Exercise task
Where does the string "next" appear in the records? Copy every line that contains it.

[Figure content listings]

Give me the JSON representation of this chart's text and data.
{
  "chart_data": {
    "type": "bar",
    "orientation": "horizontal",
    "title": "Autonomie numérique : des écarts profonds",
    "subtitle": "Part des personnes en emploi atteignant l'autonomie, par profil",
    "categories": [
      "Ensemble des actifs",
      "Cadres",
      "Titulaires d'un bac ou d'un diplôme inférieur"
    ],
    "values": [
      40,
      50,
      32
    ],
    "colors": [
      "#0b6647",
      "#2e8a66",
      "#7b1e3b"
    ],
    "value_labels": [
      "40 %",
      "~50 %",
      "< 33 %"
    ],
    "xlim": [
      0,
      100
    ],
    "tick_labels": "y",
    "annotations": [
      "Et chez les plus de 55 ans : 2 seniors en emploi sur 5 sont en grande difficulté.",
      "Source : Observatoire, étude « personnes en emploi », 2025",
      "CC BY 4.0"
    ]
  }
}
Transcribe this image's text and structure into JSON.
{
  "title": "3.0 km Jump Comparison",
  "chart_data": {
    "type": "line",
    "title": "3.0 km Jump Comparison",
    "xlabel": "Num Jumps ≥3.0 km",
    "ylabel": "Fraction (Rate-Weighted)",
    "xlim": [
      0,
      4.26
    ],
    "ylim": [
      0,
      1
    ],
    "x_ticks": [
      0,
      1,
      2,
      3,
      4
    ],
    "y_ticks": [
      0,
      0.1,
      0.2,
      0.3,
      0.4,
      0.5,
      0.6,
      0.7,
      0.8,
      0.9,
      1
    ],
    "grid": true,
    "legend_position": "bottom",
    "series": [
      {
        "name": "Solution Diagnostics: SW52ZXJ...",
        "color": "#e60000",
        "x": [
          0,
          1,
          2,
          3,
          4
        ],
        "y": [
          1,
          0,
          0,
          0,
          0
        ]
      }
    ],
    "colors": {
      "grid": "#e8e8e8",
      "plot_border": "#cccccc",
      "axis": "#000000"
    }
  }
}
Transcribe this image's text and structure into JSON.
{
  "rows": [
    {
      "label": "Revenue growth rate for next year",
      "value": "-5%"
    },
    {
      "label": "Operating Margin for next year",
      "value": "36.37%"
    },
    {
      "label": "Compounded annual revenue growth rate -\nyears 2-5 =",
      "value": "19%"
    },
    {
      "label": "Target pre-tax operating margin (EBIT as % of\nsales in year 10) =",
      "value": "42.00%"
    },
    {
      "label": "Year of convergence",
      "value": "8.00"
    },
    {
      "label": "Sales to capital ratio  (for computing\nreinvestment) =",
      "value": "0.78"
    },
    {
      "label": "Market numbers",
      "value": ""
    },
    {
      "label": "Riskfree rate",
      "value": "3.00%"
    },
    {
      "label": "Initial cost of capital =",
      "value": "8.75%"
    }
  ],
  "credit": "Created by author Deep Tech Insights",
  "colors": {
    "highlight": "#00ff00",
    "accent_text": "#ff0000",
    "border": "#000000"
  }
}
* * *
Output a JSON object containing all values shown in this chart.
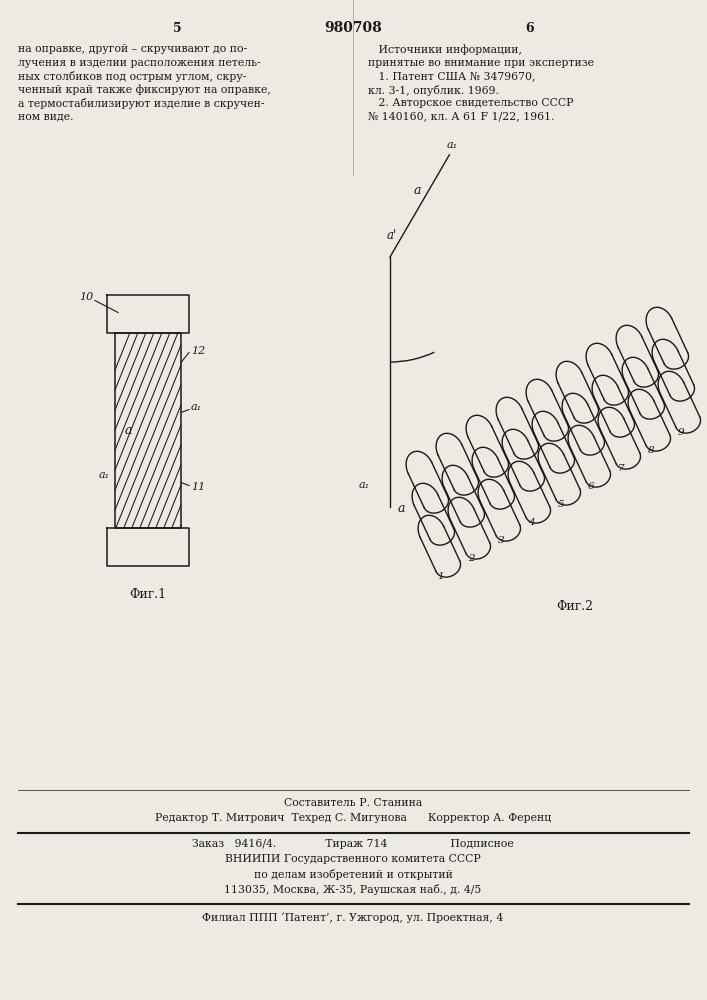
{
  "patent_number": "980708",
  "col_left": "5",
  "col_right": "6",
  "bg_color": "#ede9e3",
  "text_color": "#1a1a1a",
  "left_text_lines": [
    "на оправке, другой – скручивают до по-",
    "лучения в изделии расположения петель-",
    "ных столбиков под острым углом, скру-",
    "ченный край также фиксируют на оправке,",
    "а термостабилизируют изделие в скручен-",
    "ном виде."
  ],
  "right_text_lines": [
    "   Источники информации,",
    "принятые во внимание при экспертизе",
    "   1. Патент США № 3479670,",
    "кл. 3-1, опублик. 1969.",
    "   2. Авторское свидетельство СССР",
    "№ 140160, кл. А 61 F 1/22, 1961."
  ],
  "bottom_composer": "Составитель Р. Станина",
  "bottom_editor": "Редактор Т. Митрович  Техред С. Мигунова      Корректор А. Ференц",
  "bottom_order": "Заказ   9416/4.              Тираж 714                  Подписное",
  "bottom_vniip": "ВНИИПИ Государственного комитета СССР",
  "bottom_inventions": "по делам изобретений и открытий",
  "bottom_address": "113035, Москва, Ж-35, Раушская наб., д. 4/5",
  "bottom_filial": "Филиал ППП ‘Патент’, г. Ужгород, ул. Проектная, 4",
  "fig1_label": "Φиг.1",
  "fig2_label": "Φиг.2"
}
--
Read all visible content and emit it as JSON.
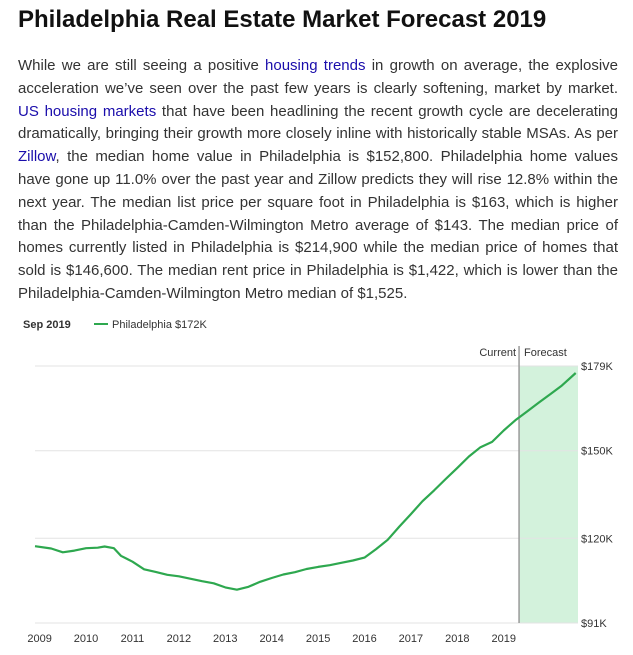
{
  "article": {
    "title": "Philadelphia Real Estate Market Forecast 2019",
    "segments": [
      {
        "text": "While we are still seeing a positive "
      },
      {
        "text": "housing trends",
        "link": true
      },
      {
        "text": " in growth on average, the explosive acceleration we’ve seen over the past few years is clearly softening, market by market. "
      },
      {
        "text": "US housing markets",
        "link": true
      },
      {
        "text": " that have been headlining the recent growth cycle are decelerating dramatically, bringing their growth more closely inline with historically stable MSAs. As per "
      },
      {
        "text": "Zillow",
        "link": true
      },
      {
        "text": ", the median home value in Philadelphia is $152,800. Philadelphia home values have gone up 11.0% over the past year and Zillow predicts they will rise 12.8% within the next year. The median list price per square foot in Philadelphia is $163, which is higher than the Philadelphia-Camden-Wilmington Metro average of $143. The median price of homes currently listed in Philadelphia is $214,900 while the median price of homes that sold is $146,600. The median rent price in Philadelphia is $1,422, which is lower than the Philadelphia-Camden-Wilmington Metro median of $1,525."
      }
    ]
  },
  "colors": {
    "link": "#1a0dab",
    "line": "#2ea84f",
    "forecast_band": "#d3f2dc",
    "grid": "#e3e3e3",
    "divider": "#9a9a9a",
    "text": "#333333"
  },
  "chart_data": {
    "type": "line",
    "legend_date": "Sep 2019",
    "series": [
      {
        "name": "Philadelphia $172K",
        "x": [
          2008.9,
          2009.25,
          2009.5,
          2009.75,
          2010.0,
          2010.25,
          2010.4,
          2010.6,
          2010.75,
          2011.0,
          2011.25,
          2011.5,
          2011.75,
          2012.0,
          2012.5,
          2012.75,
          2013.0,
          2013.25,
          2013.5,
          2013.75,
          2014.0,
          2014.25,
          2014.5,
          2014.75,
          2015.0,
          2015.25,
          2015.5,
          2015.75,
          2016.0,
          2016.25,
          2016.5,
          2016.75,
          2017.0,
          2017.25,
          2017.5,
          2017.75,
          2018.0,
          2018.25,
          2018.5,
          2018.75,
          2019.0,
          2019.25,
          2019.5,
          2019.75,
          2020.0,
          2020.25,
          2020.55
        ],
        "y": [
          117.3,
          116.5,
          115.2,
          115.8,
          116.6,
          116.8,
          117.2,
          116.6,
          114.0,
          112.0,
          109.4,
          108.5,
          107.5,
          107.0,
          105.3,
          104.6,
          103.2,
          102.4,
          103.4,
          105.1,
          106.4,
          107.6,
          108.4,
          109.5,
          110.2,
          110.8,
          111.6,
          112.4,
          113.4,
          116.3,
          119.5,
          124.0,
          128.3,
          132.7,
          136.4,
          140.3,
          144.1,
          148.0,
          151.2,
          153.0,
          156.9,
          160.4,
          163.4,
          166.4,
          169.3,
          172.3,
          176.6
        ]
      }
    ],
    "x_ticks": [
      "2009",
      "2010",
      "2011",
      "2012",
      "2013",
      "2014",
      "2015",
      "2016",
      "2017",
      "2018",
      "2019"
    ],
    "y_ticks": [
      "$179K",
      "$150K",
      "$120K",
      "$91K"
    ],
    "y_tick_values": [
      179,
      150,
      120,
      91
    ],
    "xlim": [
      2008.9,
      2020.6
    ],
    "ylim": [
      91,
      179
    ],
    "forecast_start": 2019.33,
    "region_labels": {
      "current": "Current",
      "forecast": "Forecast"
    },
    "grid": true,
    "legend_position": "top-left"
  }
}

Response to the task
      "label": "Revenue growth rate for next year",
      "label": "Operating Margin for next year",
        "text": ", the median home value in Philadelphia is $152,800. Philadelphia home values have gone up 11.0% over the past year and Zillow predicts they will rise 12.8% within the next year. The median list price per square foot in Philadelphia is $163, which is higher than the Philadelphia-Camden-Wilmington Metro average of $143. The median price of homes currently listed in Philadelphia is $214,900 while the median price of homes that sold is $146,600. The median rent price in Philadelphia is $1,422, which is lower than the Philadelphia-Camden-Wilmington Metro median of $1,525."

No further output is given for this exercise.